> _Data rows_:
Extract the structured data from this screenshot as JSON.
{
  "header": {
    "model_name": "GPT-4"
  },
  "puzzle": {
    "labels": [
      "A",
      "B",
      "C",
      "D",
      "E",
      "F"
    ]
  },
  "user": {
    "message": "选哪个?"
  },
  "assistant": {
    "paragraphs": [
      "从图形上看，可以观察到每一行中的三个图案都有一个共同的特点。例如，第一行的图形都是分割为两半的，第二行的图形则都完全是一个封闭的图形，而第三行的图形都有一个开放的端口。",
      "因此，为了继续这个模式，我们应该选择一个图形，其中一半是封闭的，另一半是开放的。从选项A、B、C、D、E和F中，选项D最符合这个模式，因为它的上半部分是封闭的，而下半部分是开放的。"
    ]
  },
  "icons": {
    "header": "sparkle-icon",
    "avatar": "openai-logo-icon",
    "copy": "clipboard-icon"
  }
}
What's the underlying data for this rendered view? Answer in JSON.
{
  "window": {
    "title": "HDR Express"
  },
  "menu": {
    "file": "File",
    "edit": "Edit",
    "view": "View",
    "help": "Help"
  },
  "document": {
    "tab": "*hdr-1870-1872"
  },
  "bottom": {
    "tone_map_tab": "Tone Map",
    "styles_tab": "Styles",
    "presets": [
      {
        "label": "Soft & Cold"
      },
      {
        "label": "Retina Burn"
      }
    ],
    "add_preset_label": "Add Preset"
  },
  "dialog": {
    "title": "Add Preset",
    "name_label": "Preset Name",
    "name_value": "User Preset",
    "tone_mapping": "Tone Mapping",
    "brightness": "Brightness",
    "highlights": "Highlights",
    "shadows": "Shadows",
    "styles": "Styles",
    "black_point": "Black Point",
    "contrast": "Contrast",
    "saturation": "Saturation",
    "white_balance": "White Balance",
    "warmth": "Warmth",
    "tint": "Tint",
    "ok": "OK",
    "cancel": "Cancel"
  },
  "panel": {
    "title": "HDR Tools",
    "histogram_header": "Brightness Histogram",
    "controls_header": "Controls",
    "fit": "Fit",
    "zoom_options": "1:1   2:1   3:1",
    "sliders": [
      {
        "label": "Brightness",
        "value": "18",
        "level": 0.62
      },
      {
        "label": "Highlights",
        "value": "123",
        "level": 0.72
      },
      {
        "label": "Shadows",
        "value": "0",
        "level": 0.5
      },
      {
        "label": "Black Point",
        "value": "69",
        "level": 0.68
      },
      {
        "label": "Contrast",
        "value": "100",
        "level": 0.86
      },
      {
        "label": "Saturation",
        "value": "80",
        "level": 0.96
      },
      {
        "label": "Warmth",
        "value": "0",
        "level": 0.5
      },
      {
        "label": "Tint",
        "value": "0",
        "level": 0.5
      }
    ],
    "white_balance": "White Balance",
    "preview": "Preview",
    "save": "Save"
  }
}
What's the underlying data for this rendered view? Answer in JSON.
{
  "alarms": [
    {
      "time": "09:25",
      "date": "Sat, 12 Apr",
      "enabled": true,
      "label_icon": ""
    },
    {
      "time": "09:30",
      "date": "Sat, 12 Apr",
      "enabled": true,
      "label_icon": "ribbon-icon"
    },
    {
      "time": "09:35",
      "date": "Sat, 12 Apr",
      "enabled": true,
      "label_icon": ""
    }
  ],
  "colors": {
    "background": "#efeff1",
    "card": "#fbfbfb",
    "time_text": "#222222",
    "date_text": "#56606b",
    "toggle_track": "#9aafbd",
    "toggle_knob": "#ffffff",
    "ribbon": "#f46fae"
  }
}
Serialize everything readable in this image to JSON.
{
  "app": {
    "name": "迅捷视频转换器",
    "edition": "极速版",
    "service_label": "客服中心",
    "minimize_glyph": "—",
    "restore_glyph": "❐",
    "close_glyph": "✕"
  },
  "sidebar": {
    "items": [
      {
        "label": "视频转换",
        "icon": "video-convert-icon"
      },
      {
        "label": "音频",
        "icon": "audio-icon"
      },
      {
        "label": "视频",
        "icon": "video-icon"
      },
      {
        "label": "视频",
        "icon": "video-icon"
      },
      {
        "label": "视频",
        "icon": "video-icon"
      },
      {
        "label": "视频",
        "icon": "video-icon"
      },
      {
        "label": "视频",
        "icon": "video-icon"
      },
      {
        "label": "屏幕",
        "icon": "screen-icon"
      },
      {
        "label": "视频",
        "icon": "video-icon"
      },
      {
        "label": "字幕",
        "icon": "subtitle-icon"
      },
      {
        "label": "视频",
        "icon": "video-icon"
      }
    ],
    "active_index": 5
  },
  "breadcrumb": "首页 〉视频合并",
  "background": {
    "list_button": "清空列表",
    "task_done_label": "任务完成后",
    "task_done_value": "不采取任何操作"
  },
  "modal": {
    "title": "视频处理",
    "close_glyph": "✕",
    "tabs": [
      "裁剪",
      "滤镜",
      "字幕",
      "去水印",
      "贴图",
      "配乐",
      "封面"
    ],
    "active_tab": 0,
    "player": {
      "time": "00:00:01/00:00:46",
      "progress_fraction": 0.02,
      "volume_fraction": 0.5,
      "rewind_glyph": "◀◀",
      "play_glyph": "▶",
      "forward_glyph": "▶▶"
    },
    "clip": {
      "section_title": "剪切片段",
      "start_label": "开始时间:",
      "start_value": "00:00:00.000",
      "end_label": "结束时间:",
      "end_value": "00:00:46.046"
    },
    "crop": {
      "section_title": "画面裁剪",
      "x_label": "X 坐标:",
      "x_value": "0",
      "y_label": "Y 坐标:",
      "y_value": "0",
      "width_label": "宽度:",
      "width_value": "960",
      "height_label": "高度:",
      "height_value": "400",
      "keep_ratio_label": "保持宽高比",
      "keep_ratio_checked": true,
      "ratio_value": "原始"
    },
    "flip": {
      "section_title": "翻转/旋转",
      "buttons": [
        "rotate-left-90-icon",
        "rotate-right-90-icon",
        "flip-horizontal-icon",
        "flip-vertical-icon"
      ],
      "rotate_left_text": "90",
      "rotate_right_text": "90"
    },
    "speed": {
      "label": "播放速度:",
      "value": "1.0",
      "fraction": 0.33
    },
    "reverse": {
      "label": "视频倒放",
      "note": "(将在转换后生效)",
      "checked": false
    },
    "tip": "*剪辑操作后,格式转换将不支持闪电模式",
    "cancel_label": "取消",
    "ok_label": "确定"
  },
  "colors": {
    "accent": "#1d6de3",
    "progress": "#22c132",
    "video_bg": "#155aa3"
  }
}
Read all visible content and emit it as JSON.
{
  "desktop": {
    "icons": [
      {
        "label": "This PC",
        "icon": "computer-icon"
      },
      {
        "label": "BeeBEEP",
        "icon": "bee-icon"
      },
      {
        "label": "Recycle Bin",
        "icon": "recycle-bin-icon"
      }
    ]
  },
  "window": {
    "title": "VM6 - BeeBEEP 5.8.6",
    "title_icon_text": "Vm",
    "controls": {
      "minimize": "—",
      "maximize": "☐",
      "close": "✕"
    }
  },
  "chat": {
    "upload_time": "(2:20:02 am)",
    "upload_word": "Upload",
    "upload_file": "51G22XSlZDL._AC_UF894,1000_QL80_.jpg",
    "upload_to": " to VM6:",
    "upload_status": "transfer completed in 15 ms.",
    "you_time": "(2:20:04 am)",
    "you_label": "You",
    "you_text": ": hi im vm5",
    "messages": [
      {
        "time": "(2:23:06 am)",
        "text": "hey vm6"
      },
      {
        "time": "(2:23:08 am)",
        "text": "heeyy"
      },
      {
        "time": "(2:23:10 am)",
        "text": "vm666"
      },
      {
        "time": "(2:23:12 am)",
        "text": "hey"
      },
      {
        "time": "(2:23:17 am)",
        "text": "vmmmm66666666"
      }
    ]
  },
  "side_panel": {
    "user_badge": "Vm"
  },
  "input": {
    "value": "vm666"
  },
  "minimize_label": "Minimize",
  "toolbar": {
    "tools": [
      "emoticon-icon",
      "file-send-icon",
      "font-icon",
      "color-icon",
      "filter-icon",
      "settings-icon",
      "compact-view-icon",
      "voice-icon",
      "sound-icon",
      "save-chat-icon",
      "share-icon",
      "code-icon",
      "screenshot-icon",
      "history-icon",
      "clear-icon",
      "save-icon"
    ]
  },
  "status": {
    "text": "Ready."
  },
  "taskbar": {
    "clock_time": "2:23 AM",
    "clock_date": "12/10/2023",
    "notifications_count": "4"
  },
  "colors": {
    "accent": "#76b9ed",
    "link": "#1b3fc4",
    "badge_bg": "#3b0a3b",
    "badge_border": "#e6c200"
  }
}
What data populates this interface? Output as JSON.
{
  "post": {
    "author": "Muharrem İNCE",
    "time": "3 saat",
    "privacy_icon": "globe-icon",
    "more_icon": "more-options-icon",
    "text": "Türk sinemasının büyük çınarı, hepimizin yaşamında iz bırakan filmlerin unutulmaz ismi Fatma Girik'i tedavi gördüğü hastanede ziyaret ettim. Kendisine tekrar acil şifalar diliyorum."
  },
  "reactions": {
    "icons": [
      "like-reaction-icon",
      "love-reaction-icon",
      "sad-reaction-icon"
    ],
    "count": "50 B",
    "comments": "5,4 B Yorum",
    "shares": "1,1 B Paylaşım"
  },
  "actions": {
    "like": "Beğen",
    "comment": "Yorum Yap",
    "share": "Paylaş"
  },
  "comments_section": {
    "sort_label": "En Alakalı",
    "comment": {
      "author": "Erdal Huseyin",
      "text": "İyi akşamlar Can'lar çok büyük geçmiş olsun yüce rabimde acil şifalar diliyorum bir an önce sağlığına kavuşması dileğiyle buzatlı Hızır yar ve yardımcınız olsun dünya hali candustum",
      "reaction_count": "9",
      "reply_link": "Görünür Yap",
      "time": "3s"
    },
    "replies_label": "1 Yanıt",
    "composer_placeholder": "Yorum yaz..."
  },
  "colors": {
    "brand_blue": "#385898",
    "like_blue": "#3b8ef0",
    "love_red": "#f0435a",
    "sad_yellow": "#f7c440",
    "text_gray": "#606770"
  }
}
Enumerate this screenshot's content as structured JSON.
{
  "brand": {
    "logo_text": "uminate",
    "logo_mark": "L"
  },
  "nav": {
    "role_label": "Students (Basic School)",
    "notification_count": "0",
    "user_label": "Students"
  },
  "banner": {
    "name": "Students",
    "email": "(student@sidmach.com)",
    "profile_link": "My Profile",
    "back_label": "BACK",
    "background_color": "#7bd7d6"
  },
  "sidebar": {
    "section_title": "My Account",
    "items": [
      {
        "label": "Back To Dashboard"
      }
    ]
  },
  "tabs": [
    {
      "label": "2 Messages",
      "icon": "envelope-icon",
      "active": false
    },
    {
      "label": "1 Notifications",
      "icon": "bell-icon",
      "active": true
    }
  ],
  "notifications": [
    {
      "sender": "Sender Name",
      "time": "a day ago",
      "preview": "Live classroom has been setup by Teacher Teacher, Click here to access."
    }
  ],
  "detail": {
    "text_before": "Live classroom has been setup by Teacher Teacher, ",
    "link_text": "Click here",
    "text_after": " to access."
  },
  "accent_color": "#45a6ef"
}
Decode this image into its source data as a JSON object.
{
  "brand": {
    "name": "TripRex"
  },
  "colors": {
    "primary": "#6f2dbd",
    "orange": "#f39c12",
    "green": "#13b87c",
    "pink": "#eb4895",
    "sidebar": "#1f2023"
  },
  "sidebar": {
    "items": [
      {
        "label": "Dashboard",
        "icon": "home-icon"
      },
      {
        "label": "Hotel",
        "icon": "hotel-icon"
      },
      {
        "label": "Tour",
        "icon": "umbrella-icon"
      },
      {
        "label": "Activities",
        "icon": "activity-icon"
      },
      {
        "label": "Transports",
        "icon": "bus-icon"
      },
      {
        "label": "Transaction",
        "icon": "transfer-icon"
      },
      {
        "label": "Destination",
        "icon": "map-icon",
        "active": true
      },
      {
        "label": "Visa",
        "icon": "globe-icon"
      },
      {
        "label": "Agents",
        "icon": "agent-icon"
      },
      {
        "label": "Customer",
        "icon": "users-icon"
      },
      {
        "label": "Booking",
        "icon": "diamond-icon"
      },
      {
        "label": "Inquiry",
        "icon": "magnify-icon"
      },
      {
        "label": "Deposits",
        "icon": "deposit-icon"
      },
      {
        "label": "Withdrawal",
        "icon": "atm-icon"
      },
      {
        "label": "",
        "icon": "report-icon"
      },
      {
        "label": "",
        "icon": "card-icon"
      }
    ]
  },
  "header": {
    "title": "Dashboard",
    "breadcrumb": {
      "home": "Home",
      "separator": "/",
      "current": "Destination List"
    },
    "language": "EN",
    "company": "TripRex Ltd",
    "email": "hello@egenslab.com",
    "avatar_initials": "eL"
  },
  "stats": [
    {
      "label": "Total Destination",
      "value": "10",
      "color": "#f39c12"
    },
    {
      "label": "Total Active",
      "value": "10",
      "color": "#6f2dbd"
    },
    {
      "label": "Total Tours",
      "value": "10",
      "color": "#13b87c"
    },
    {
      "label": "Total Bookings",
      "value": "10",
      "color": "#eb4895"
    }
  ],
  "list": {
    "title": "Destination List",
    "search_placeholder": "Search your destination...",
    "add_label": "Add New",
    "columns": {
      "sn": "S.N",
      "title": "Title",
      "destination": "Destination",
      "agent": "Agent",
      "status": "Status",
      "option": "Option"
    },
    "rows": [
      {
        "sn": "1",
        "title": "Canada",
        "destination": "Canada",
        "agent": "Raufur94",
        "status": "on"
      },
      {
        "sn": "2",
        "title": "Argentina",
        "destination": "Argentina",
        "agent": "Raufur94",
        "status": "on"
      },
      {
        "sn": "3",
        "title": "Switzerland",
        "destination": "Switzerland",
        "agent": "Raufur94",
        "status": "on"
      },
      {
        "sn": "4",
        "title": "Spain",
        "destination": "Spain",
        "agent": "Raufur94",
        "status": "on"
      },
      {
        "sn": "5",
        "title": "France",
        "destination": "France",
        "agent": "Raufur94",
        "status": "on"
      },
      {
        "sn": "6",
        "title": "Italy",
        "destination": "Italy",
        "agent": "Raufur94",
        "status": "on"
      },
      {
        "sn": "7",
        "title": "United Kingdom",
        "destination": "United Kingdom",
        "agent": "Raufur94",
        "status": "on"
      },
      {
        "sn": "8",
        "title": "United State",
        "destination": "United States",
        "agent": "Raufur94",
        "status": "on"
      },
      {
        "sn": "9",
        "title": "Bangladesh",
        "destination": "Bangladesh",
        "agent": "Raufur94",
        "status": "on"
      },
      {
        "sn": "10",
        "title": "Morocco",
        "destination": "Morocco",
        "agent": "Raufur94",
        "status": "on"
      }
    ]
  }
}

> _Requirements_: Show every line from the entries above in which the word "Morocco" appears.

> _Written solution_:
        "title": "Morocco",
        "destination": "Morocco",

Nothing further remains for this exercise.